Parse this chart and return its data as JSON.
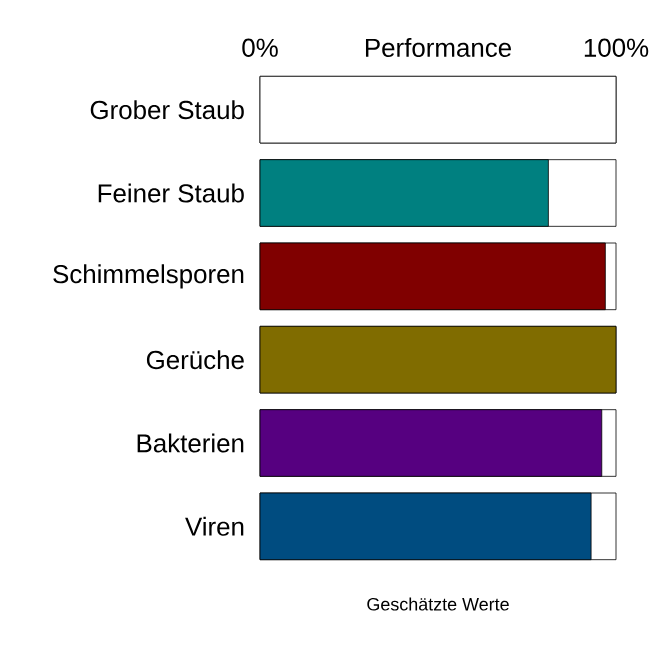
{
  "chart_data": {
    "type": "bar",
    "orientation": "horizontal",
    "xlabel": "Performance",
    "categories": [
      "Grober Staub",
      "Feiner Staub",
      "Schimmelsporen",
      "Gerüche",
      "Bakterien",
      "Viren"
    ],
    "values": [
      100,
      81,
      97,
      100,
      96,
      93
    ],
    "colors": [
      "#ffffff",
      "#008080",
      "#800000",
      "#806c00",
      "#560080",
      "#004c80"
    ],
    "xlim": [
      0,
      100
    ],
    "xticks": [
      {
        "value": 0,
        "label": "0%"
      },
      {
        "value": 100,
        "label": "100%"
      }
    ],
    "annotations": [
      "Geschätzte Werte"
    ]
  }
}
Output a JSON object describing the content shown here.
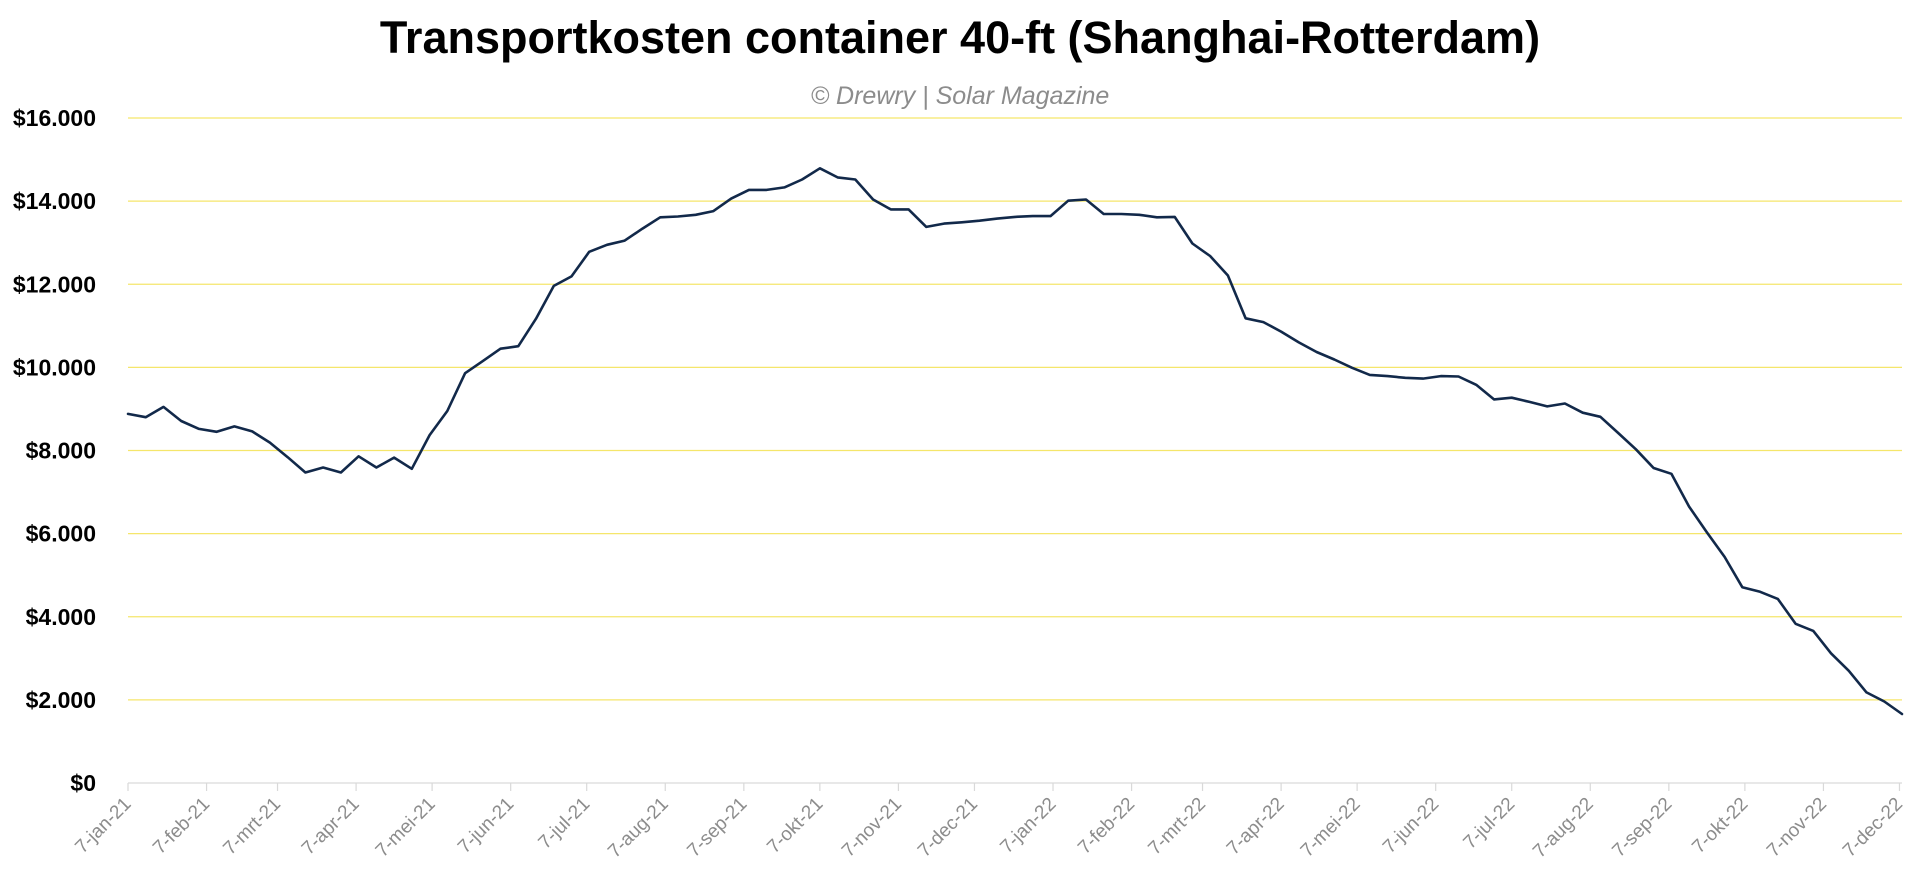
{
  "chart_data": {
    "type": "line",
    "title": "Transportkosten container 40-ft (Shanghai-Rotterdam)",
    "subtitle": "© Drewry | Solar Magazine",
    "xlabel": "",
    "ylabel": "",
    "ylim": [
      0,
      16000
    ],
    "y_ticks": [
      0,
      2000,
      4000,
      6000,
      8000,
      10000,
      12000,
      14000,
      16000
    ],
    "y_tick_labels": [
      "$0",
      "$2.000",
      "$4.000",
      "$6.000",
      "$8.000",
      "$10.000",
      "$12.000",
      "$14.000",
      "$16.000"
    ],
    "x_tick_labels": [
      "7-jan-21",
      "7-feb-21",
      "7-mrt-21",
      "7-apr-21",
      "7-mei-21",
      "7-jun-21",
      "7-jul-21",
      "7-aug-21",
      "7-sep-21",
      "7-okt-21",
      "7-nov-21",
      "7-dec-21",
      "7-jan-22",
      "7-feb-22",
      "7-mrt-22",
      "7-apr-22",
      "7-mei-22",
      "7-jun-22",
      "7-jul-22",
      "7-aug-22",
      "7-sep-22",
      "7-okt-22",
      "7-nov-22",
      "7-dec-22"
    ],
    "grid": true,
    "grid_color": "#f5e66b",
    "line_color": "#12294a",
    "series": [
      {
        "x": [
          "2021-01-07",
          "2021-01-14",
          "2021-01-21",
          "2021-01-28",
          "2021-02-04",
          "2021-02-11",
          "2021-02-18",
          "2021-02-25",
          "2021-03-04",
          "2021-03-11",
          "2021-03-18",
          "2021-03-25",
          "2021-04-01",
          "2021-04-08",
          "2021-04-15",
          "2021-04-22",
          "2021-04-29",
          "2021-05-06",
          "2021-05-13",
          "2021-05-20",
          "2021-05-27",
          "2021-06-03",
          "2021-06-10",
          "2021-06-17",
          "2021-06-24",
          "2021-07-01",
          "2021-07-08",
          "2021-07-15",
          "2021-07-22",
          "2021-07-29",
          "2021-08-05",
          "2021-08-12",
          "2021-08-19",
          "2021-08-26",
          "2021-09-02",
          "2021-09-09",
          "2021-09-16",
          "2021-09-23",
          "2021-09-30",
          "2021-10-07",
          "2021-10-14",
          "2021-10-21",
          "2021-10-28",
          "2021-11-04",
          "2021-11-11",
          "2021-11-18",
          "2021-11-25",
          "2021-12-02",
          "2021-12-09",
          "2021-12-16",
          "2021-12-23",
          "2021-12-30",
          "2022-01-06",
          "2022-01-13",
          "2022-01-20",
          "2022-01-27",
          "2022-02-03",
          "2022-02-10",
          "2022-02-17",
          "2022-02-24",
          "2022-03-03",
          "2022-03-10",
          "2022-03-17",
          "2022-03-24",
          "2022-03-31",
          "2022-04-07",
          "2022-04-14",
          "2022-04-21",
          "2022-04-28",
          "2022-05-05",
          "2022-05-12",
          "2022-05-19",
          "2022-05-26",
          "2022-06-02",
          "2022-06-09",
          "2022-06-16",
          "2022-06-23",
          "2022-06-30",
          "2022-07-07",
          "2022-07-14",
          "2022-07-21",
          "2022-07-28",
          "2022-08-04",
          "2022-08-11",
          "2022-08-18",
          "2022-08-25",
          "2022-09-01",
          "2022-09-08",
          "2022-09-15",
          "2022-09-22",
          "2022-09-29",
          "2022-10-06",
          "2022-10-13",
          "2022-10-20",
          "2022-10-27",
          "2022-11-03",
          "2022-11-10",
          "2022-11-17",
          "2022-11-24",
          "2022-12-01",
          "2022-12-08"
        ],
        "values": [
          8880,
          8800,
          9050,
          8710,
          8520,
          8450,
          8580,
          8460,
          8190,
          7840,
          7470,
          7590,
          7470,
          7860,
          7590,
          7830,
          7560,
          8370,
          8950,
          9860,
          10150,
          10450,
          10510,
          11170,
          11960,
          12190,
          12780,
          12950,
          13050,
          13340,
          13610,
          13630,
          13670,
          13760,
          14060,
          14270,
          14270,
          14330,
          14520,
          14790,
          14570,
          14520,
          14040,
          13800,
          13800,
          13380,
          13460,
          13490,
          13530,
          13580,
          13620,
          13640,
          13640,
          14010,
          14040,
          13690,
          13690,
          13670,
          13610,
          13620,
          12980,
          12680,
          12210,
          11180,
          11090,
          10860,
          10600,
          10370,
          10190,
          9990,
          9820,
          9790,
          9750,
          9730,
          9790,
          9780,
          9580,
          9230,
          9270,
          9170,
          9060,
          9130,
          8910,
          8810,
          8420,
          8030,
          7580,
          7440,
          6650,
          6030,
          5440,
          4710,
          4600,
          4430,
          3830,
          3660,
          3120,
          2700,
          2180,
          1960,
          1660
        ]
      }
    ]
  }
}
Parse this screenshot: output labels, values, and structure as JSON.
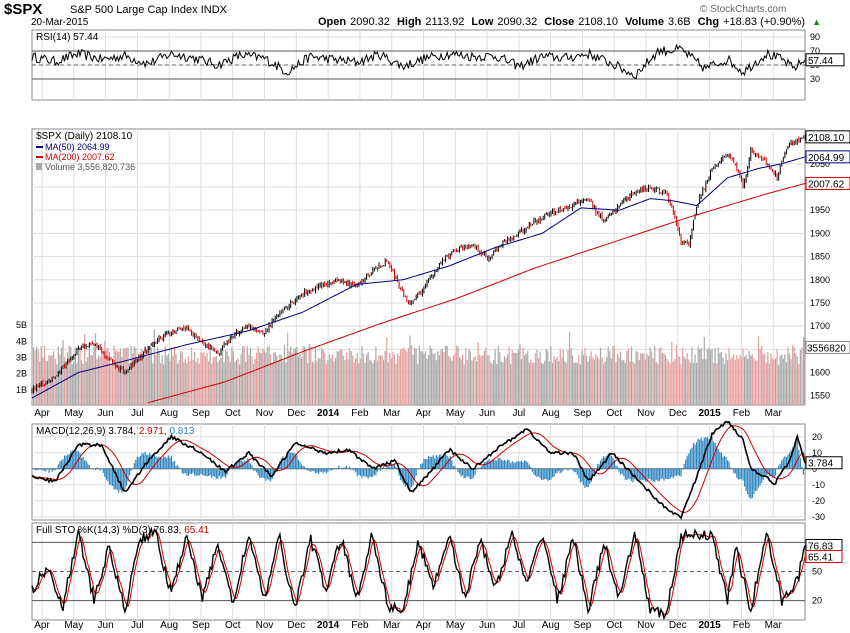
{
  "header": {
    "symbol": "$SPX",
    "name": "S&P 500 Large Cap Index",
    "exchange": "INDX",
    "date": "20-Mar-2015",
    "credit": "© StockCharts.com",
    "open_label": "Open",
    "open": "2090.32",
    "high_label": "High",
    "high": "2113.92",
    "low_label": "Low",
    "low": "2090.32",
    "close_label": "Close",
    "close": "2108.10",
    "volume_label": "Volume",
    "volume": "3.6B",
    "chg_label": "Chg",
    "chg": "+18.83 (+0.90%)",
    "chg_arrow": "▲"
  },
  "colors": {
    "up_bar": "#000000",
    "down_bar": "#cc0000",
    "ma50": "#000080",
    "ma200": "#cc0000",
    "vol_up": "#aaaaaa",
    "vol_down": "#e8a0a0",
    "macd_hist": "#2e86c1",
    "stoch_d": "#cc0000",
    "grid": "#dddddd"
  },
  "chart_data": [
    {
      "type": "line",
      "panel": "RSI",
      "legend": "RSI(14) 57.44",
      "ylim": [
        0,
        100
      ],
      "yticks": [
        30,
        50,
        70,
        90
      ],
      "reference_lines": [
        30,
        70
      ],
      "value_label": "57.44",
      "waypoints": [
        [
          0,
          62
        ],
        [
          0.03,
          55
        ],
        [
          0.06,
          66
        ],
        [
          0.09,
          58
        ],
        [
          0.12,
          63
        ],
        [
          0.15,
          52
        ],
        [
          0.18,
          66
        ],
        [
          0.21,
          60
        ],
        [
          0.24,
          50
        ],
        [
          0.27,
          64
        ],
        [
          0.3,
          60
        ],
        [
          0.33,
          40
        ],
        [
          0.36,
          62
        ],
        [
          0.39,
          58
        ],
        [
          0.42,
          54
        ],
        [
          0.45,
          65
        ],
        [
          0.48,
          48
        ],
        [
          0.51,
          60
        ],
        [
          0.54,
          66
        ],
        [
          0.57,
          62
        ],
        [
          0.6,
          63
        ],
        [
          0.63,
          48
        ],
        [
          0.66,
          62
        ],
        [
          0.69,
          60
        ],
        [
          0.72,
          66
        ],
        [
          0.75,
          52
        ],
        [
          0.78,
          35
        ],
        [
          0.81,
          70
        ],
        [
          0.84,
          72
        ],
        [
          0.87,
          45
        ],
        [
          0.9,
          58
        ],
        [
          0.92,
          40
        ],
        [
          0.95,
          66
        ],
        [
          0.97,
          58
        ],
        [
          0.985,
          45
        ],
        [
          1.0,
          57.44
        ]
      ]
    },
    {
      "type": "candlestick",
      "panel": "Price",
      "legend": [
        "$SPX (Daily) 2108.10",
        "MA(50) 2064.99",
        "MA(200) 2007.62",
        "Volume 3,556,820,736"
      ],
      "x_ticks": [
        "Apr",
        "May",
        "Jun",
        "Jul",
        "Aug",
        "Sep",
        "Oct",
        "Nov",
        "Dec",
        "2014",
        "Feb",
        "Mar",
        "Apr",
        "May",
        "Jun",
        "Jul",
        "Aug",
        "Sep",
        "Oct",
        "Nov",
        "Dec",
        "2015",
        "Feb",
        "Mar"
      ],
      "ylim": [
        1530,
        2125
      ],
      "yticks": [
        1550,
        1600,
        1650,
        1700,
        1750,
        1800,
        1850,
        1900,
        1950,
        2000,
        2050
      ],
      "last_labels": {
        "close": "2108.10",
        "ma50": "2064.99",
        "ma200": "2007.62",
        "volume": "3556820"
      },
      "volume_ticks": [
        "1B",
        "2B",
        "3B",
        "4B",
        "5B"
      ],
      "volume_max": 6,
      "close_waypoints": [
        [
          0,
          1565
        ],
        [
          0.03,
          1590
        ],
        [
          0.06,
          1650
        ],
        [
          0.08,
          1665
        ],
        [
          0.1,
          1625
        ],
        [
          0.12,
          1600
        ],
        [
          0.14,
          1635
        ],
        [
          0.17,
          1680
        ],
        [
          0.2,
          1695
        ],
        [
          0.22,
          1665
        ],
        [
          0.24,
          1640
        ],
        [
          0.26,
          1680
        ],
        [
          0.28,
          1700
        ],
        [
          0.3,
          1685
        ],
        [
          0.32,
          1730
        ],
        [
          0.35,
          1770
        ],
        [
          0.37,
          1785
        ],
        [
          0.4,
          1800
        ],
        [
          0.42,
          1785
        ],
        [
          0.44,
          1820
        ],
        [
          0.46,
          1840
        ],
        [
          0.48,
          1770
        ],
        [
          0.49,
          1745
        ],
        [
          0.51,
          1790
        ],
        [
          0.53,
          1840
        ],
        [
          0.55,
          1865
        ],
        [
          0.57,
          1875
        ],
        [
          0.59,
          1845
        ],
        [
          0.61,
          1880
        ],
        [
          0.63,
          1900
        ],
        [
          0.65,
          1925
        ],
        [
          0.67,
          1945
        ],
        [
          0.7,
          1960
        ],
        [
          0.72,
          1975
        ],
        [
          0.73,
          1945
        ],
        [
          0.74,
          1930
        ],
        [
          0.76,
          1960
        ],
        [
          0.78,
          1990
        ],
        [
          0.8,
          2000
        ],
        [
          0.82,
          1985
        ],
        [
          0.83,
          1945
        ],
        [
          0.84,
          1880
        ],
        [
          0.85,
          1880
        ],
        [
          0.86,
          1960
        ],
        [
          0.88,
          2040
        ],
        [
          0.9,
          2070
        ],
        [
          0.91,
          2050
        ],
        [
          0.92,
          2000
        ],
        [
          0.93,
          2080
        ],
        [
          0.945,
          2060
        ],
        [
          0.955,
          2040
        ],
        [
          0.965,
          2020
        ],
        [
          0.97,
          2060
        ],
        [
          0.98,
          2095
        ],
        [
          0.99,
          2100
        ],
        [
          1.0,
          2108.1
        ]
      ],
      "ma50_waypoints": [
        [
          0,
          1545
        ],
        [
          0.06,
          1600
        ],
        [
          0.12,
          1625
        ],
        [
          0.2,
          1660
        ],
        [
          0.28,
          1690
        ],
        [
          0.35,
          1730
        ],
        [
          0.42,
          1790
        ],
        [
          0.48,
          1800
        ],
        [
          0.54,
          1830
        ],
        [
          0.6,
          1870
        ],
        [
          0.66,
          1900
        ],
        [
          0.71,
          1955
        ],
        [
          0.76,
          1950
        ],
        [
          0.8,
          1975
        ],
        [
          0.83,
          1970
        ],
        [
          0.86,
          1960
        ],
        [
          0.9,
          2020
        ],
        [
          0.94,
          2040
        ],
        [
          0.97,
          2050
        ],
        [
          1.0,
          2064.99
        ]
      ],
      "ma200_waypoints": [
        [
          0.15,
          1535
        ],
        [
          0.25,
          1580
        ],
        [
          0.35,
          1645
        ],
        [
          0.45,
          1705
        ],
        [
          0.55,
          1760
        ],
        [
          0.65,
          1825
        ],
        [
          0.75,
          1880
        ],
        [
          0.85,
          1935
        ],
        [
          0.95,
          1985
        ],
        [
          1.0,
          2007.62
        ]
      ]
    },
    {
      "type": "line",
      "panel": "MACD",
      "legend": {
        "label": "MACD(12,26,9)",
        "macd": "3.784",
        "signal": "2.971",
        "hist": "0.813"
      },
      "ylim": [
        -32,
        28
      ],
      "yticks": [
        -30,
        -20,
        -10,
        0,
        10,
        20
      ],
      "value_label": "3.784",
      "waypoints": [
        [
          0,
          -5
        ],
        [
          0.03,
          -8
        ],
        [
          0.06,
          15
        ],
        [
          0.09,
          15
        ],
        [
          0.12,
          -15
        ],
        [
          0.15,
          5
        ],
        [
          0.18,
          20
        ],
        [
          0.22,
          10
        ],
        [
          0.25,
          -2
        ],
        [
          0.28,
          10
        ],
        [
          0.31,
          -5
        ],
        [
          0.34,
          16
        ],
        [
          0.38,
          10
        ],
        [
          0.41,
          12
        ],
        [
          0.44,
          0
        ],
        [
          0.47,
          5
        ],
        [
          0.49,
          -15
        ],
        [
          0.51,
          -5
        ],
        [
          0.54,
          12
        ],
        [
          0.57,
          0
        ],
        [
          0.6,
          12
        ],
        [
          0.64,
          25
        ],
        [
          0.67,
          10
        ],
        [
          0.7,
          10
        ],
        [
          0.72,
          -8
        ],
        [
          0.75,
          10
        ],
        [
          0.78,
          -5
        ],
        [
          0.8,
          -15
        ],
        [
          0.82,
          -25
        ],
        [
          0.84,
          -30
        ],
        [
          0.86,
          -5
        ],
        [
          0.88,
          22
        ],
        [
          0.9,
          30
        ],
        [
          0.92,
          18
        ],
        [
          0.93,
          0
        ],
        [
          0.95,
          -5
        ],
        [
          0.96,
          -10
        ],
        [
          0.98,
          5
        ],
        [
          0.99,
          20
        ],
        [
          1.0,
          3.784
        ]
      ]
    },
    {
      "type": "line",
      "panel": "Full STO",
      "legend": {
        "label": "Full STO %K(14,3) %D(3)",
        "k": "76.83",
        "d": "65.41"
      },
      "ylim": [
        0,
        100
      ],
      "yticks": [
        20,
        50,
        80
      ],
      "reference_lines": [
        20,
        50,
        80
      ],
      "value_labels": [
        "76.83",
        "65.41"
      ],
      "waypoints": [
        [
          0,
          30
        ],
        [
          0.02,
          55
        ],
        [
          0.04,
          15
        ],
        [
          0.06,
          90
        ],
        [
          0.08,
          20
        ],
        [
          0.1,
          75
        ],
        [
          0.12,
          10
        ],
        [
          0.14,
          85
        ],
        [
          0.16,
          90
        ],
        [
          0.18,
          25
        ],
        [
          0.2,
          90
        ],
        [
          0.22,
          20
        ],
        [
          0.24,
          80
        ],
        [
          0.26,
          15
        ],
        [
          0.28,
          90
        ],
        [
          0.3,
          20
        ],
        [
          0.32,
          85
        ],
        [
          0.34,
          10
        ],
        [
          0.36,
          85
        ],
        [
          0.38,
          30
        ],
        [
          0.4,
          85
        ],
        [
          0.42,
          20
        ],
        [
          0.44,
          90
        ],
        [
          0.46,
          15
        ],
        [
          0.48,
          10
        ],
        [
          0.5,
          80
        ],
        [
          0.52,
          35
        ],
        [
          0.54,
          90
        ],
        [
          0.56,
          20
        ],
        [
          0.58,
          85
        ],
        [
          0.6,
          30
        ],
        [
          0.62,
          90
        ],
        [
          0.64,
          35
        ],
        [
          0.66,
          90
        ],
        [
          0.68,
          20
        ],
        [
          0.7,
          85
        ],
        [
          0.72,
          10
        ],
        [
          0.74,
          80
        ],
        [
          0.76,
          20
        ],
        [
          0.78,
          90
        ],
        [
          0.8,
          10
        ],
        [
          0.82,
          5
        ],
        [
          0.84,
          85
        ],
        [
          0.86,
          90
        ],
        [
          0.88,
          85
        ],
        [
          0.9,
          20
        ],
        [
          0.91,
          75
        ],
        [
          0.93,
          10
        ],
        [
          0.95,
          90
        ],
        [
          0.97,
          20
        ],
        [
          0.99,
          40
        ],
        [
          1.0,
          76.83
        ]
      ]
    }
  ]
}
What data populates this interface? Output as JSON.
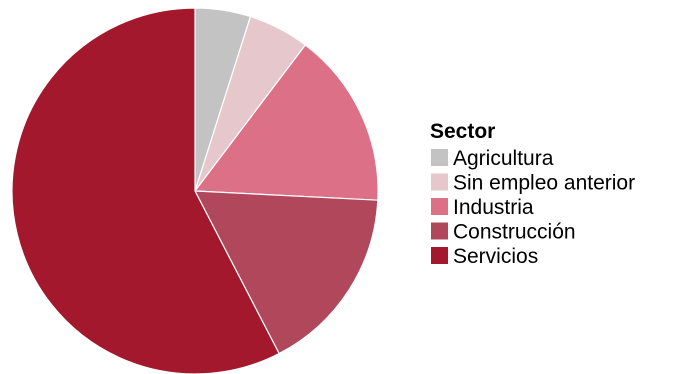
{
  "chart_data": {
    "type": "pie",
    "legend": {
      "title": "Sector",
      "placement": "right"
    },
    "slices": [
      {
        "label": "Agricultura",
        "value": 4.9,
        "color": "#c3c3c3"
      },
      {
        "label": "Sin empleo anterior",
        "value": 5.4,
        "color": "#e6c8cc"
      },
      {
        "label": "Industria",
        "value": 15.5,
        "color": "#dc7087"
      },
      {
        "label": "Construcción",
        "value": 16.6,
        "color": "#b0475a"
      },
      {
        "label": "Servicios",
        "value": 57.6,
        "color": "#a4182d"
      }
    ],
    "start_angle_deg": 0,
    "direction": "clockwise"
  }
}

◆ ◆ ◆

Reproduce exactly, without any picture, the lines from the one bearing "What data populates" to the last line of the records above.

What data populates this interface? Output as JSON.
{
  "chart_data": {
    "type": "pie",
    "legend": {
      "title": "Sector",
      "placement": "right"
    },
    "slices": [
      {
        "label": "Agricultura",
        "value": 4.9,
        "color": "#c3c3c3"
      },
      {
        "label": "Sin empleo anterior",
        "value": 5.4,
        "color": "#e6c8cc"
      },
      {
        "label": "Industria",
        "value": 15.5,
        "color": "#dc7087"
      },
      {
        "label": "Construcción",
        "value": 16.6,
        "color": "#b0475a"
      },
      {
        "label": "Servicios",
        "value": 57.6,
        "color": "#a4182d"
      }
    ],
    "start_angle_deg": 0,
    "direction": "clockwise"
  }
}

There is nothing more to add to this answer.